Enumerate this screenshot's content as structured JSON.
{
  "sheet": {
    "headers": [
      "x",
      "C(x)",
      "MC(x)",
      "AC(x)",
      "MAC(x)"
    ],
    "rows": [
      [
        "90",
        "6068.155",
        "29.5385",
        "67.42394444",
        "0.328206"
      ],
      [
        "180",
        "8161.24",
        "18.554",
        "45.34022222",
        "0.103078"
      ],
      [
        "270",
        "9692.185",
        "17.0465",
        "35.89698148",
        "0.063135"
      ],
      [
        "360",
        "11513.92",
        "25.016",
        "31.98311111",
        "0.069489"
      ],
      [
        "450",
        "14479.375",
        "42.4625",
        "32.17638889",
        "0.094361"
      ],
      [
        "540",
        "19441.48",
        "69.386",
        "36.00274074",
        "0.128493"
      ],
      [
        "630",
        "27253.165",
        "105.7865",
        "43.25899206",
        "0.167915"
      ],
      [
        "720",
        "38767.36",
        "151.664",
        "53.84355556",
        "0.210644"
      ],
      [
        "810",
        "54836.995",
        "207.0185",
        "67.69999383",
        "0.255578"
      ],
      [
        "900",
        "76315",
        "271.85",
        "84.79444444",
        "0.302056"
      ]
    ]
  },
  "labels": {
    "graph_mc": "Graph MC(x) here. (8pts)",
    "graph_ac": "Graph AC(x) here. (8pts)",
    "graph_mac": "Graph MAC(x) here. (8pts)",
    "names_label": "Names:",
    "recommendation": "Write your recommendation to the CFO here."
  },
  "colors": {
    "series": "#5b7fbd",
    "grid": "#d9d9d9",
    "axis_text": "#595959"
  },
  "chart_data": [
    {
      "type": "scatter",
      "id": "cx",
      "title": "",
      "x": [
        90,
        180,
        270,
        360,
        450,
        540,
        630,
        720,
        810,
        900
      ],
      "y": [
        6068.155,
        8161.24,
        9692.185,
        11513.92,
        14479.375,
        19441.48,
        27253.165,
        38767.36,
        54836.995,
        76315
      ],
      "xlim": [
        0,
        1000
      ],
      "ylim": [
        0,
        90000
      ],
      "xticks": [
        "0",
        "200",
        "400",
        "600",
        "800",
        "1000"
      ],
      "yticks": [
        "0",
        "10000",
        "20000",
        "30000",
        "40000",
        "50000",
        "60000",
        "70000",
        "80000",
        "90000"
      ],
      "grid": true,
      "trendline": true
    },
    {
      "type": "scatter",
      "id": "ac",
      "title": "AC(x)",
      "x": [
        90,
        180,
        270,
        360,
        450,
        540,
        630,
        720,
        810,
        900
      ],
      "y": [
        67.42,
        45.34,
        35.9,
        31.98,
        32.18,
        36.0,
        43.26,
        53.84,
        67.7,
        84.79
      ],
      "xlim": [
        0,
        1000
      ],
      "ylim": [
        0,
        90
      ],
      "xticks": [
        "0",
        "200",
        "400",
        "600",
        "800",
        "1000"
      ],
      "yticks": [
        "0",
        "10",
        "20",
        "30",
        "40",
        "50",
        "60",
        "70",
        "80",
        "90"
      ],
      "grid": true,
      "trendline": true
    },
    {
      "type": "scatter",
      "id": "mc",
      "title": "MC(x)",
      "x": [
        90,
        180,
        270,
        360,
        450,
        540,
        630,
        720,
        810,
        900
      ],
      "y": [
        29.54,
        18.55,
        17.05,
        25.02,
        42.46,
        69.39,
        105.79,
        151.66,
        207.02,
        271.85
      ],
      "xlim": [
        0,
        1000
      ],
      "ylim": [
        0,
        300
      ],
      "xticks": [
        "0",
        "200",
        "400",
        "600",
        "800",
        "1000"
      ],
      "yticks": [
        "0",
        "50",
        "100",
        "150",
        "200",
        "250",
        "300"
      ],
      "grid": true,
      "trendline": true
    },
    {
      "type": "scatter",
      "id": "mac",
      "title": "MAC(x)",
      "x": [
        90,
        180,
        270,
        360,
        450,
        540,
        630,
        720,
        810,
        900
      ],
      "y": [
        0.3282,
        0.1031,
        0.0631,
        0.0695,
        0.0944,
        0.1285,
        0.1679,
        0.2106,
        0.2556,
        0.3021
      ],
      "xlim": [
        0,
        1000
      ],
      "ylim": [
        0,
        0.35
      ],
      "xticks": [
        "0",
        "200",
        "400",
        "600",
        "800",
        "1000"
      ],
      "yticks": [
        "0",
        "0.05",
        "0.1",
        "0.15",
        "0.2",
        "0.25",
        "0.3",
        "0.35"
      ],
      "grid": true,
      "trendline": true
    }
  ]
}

§ **EXERCISE REQUIREMENTS**: Without leaving anything out, quote all the data.

§ **ANSWER BELOW**:
Enumerate this screenshot's content as structured JSON.
{
  "sheet": {
    "headers": [
      "x",
      "C(x)",
      "MC(x)",
      "AC(x)",
      "MAC(x)"
    ],
    "rows": [
      [
        "90",
        "6068.155",
        "29.5385",
        "67.42394444",
        "0.328206"
      ],
      [
        "180",
        "8161.24",
        "18.554",
        "45.34022222",
        "0.103078"
      ],
      [
        "270",
        "9692.185",
        "17.0465",
        "35.89698148",
        "0.063135"
      ],
      [
        "360",
        "11513.92",
        "25.016",
        "31.98311111",
        "0.069489"
      ],
      [
        "450",
        "14479.375",
        "42.4625",
        "32.17638889",
        "0.094361"
      ],
      [
        "540",
        "19441.48",
        "69.386",
        "36.00274074",
        "0.128493"
      ],
      [
        "630",
        "27253.165",
        "105.7865",
        "43.25899206",
        "0.167915"
      ],
      [
        "720",
        "38767.36",
        "151.664",
        "53.84355556",
        "0.210644"
      ],
      [
        "810",
        "54836.995",
        "207.0185",
        "67.69999383",
        "0.255578"
      ],
      [
        "900",
        "76315",
        "271.85",
        "84.79444444",
        "0.302056"
      ]
    ]
  },
  "labels": {
    "graph_mc": "Graph MC(x) here. (8pts)",
    "graph_ac": "Graph AC(x) here. (8pts)",
    "graph_mac": "Graph MAC(x) here. (8pts)",
    "names_label": "Names:",
    "recommendation": "Write your recommendation to the CFO here."
  },
  "colors": {
    "series": "#5b7fbd",
    "grid": "#d9d9d9",
    "axis_text": "#595959"
  },
  "chart_data": [
    {
      "type": "scatter",
      "id": "cx",
      "title": "",
      "x": [
        90,
        180,
        270,
        360,
        450,
        540,
        630,
        720,
        810,
        900
      ],
      "y": [
        6068.155,
        8161.24,
        9692.185,
        11513.92,
        14479.375,
        19441.48,
        27253.165,
        38767.36,
        54836.995,
        76315
      ],
      "xlim": [
        0,
        1000
      ],
      "ylim": [
        0,
        90000
      ],
      "xticks": [
        "0",
        "200",
        "400",
        "600",
        "800",
        "1000"
      ],
      "yticks": [
        "0",
        "10000",
        "20000",
        "30000",
        "40000",
        "50000",
        "60000",
        "70000",
        "80000",
        "90000"
      ],
      "grid": true,
      "trendline": true
    },
    {
      "type": "scatter",
      "id": "ac",
      "title": "AC(x)",
      "x": [
        90,
        180,
        270,
        360,
        450,
        540,
        630,
        720,
        810,
        900
      ],
      "y": [
        67.42,
        45.34,
        35.9,
        31.98,
        32.18,
        36.0,
        43.26,
        53.84,
        67.7,
        84.79
      ],
      "xlim": [
        0,
        1000
      ],
      "ylim": [
        0,
        90
      ],
      "xticks": [
        "0",
        "200",
        "400",
        "600",
        "800",
        "1000"
      ],
      "yticks": [
        "0",
        "10",
        "20",
        "30",
        "40",
        "50",
        "60",
        "70",
        "80",
        "90"
      ],
      "grid": true,
      "trendline": true
    },
    {
      "type": "scatter",
      "id": "mc",
      "title": "MC(x)",
      "x": [
        90,
        180,
        270,
        360,
        450,
        540,
        630,
        720,
        810,
        900
      ],
      "y": [
        29.54,
        18.55,
        17.05,
        25.02,
        42.46,
        69.39,
        105.79,
        151.66,
        207.02,
        271.85
      ],
      "xlim": [
        0,
        1000
      ],
      "ylim": [
        0,
        300
      ],
      "xticks": [
        "0",
        "200",
        "400",
        "600",
        "800",
        "1000"
      ],
      "yticks": [
        "0",
        "50",
        "100",
        "150",
        "200",
        "250",
        "300"
      ],
      "grid": true,
      "trendline": true
    },
    {
      "type": "scatter",
      "id": "mac",
      "title": "MAC(x)",
      "x": [
        90,
        180,
        270,
        360,
        450,
        540,
        630,
        720,
        810,
        900
      ],
      "y": [
        0.3282,
        0.1031,
        0.0631,
        0.0695,
        0.0944,
        0.1285,
        0.1679,
        0.2106,
        0.2556,
        0.3021
      ],
      "xlim": [
        0,
        1000
      ],
      "ylim": [
        0,
        0.35
      ],
      "xticks": [
        "0",
        "200",
        "400",
        "600",
        "800",
        "1000"
      ],
      "yticks": [
        "0",
        "0.05",
        "0.1",
        "0.15",
        "0.2",
        "0.25",
        "0.3",
        "0.35"
      ],
      "grid": true,
      "trendline": true
    }
  ]
}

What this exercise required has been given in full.